Stated problem → Copy the records below exactly as they are written.

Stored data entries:

⁂

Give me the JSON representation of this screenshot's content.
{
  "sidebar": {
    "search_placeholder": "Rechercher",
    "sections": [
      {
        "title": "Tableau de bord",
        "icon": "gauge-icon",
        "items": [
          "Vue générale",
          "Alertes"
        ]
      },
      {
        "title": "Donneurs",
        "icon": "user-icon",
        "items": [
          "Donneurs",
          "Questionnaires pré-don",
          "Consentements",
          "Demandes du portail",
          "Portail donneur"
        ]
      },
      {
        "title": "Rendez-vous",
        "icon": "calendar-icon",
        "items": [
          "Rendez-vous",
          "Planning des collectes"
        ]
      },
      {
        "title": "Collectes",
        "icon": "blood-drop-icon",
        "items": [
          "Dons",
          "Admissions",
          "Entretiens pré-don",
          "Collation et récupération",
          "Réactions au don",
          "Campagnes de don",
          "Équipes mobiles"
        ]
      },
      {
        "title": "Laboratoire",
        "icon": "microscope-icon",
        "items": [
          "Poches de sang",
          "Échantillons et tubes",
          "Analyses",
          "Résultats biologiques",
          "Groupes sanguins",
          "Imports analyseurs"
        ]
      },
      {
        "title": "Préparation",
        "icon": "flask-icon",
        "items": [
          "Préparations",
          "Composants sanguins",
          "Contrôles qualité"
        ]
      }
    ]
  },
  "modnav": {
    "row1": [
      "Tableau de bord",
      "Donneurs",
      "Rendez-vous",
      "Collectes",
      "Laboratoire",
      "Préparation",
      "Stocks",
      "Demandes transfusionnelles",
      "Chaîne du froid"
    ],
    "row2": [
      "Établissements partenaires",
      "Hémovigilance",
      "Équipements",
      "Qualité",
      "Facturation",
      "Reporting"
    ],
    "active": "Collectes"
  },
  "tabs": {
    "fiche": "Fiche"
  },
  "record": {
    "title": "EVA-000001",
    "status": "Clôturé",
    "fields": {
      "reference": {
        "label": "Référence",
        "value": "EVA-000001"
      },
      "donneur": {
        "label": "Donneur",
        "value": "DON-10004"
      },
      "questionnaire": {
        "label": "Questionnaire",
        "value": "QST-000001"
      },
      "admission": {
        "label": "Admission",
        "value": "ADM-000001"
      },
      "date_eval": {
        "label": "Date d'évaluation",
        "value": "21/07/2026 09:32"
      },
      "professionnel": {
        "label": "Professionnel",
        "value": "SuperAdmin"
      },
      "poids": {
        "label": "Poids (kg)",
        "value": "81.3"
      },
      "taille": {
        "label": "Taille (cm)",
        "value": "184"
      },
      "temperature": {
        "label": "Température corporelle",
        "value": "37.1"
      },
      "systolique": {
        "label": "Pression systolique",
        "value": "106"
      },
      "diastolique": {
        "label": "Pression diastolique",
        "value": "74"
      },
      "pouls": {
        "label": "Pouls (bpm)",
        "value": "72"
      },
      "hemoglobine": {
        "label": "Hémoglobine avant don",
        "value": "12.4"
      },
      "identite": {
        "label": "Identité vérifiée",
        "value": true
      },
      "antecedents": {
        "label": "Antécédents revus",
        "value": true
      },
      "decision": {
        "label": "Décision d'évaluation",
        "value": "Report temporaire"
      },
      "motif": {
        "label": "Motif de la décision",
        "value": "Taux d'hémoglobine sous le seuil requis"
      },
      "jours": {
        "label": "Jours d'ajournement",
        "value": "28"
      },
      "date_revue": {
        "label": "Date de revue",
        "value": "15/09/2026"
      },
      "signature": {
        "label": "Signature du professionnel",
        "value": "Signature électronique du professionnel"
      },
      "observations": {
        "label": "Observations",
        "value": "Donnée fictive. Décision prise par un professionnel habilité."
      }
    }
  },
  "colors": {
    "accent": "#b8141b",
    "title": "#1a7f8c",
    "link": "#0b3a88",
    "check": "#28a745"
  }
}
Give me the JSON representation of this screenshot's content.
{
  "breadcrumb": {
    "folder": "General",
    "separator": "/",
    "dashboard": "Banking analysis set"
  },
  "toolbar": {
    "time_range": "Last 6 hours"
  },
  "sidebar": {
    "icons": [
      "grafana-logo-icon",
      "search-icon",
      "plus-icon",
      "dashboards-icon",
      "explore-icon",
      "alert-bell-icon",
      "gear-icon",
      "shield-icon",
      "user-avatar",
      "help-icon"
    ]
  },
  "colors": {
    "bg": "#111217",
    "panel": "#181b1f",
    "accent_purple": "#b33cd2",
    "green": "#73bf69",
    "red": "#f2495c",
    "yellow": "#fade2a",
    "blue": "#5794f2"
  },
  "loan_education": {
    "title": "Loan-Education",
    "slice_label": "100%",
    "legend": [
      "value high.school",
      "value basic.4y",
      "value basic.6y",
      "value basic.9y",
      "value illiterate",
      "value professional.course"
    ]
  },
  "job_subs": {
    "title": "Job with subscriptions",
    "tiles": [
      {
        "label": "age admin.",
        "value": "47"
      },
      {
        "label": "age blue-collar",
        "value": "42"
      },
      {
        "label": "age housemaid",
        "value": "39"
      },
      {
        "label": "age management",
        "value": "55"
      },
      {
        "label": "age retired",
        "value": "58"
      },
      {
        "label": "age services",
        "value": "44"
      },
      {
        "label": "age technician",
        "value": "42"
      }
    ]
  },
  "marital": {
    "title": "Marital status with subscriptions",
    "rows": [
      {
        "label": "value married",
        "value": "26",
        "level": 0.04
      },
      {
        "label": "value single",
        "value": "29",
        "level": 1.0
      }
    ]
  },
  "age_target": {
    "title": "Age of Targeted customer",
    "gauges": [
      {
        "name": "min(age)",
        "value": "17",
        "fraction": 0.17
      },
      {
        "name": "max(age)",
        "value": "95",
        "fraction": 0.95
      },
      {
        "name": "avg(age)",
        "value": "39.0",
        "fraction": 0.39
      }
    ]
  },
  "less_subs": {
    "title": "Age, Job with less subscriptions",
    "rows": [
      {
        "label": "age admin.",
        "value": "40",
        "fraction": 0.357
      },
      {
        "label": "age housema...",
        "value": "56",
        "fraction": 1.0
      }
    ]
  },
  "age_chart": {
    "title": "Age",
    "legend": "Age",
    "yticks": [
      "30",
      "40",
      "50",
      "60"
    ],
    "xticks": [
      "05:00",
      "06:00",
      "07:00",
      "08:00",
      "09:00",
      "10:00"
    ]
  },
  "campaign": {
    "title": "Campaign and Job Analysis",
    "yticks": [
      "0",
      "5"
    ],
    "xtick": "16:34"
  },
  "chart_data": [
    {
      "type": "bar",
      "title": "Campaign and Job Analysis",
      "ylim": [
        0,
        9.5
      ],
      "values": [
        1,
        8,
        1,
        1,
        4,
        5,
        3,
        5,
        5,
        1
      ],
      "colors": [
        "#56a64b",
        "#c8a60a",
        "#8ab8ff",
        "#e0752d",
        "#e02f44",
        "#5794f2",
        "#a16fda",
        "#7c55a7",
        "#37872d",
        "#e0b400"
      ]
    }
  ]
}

⁂

Response to this task →
Give me the JSON representation of this screenshot's content.
{
  "sidebar": {
    "search_placeholder": "Rechercher",
    "sections": [
      {
        "title": "Tableau de bord",
        "icon": "gauge-icon",
        "items": [
          "Vue générale",
          "Alertes"
        ]
      },
      {
        "title": "Donneurs",
        "icon": "user-icon",
        "items": [
          "Donneurs",
          "Questionnaires pré-don",
          "Consentements",
          "Demandes du portail",
          "Portail donneur"
        ]
      },
      {
        "title": "Rendez-vous",
        "icon": "calendar-icon",
        "items": [
          "Rendez-vous",
          "Planning des collectes"
        ]
      },
      {
        "title": "Collectes",
        "icon": "blood-drop-icon",
        "items": [
          "Dons",
          "Admissions",
          "Entretiens pré-don",
          "Collation et récupération",
          "Réactions au don",
          "Campagnes de don",
          "Équipes mobiles"
        ]
      },
      {
        "title": "Laboratoire",
        "icon": "microscope-icon",
        "items": [
          "Poches de sang",
          "Échantillons et tubes",
          "Analyses",
          "Résultats biologiques",
          "Groupes sanguins",
          "Imports analyseurs"
        ]
      },
      {
        "title": "Préparation",
        "icon": "flask-icon",
        "items": [
          "Préparations",
          "Composants sanguins",
          "Contrôles qualité"
        ]
      }
    ]
  },
  "modnav": {
    "row1": [
      "Tableau de bord",
      "Donneurs",
      "Rendez-vous",
      "Collectes",
      "Laboratoire",
      "Préparation",
      "Stocks",
      "Demandes transfusionnelles",
      "Chaîne du froid"
    ],
    "row2": [
      "Établissements partenaires",
      "Hémovigilance",
      "Équipements",
      "Qualité",
      "Facturation",
      "Reporting"
    ],
    "active": "Collectes"
  },
  "tabs": {
    "fiche": "Fiche"
  },
  "record": {
    "title": "EVA-000001",
    "status": "Clôturé",
    "fields": {
      "reference": {
        "label": "Référence",
        "value": "EVA-000001"
      },
      "donneur": {
        "label": "Donneur",
        "value": "DON-10004"
      },
      "questionnaire": {
        "label": "Questionnaire",
        "value": "QST-000001"
      },
      "admission": {
        "label": "Admission",
        "value": "ADM-000001"
      },
      "date_eval": {
        "label": "Date d'évaluation",
        "value": "21/07/2026 09:32"
      },
      "professionnel": {
        "label": "Professionnel",
        "value": "SuperAdmin"
      },
      "poids": {
        "label": "Poids (kg)",
        "value": "81.3"
      },
      "taille": {
        "label": "Taille (cm)",
        "value": "184"
      },
      "temperature": {
        "label": "Température corporelle",
        "value": "37.1"
      },
      "systolique": {
        "label": "Pression systolique",
        "value": "106"
      },
      "diastolique": {
        "label": "Pression diastolique",
        "value": "74"
      },
      "pouls": {
        "label": "Pouls (bpm)",
        "value": "72"
      },
      "hemoglobine": {
        "label": "Hémoglobine avant don",
        "value": "12.4"
      },
      "identite": {
        "label": "Identité vérifiée",
        "value": true
      },
      "antecedents": {
        "label": "Antécédents revus",
        "value": true
      },
      "decision": {
        "label": "Décision d'évaluation",
        "value": "Report temporaire"
      },
      "motif": {
        "label": "Motif de la décision",
        "value": "Taux d'hémoglobine sous le seuil requis"
      },
      "jours": {
        "label": "Jours d'ajournement",
        "value": "28"
      },
      "date_revue": {
        "label": "Date de revue",
        "value": "15/09/2026"
      },
      "signature": {
        "label": "Signature du professionnel",
        "value": "Signature électronique du professionnel"
      },
      "observations": {
        "label": "Observations",
        "value": "Donnée fictive. Décision prise par un professionnel habilité."
      }
    }
  },
  "colors": {
    "accent": "#b8141b",
    "title": "#1a7f8c",
    "link": "#0b3a88",
    "check": "#28a745"
  }
}
Give me the JSON representation of this screenshot's content.
{
  "breadcrumb": {
    "folder": "General",
    "separator": "/",
    "dashboard": "Banking analysis set"
  },
  "toolbar": {
    "time_range": "Last 6 hours"
  },
  "sidebar": {
    "icons": [
      "grafana-logo-icon",
      "search-icon",
      "plus-icon",
      "dashboards-icon",
      "explore-icon",
      "alert-bell-icon",
      "gear-icon",
      "shield-icon",
      "user-avatar",
      "help-icon"
    ]
  },
  "colors": {
    "bg": "#111217",
    "panel": "#181b1f",
    "accent_purple": "#b33cd2",
    "green": "#73bf69",
    "red": "#f2495c",
    "yellow": "#fade2a",
    "blue": "#5794f2"
  },
  "loan_education": {
    "title": "Loan-Education",
    "slice_label": "100%",
    "legend": [
      "value high.school",
      "value basic.4y",
      "value basic.6y",
      "value basic.9y",
      "value illiterate",
      "value professional.course"
    ]
  },
  "job_subs": {
    "title": "Job with subscriptions",
    "tiles": [
      {
        "label": "age admin.",
        "value": "47"
      },
      {
        "label": "age blue-collar",
        "value": "42"
      },
      {
        "label": "age housemaid",
        "value": "39"
      },
      {
        "label": "age management",
        "value": "55"
      },
      {
        "label": "age retired",
        "value": "58"
      },
      {
        "label": "age services",
        "value": "44"
      },
      {
        "label": "age technician",
        "value": "42"
      }
    ]
  },
  "marital": {
    "title": "Marital status with subscriptions",
    "rows": [
      {
        "label": "value married",
        "value": "26",
        "level": 0.04
      },
      {
        "label": "value single",
        "value": "29",
        "level": 1.0
      }
    ]
  },
  "age_target": {
    "title": "Age of Targeted customer",
    "gauges": [
      {
        "name": "min(age)",
        "value": "17",
        "fraction": 0.17
      },
      {
        "name": "max(age)",
        "value": "95",
        "fraction": 0.95
      },
      {
        "name": "avg(age)",
        "value": "39.0",
        "fraction": 0.39
      }
    ]
  },
  "less_subs": {
    "title": "Age, Job with less subscriptions",
    "rows": [
      {
        "label": "age admin.",
        "value": "40",
        "fraction": 0.357
      },
      {
        "label": "age housema...",
        "value": "56",
        "fraction": 1.0
      }
    ]
  },
  "age_chart": {
    "title": "Age",
    "legend": "Age",
    "yticks": [
      "30",
      "40",
      "50",
      "60"
    ],
    "xticks": [
      "05:00",
      "06:00",
      "07:00",
      "08:00",
      "09:00",
      "10:00"
    ]
  },
  "campaign": {
    "title": "Campaign and Job Analysis",
    "yticks": [
      "0",
      "5"
    ],
    "xtick": "16:34"
  },
  "chart_data": [
    {
      "type": "bar",
      "title": "Campaign and Job Analysis",
      "ylim": [
        0,
        9.5
      ],
      "values": [
        1,
        8,
        1,
        1,
        4,
        5,
        3,
        5,
        5,
        1
      ],
      "colors": [
        "#56a64b",
        "#c8a60a",
        "#8ab8ff",
        "#e0752d",
        "#e02f44",
        "#5794f2",
        "#a16fda",
        "#7c55a7",
        "#37872d",
        "#e0b400"
      ]
    }
  ]
}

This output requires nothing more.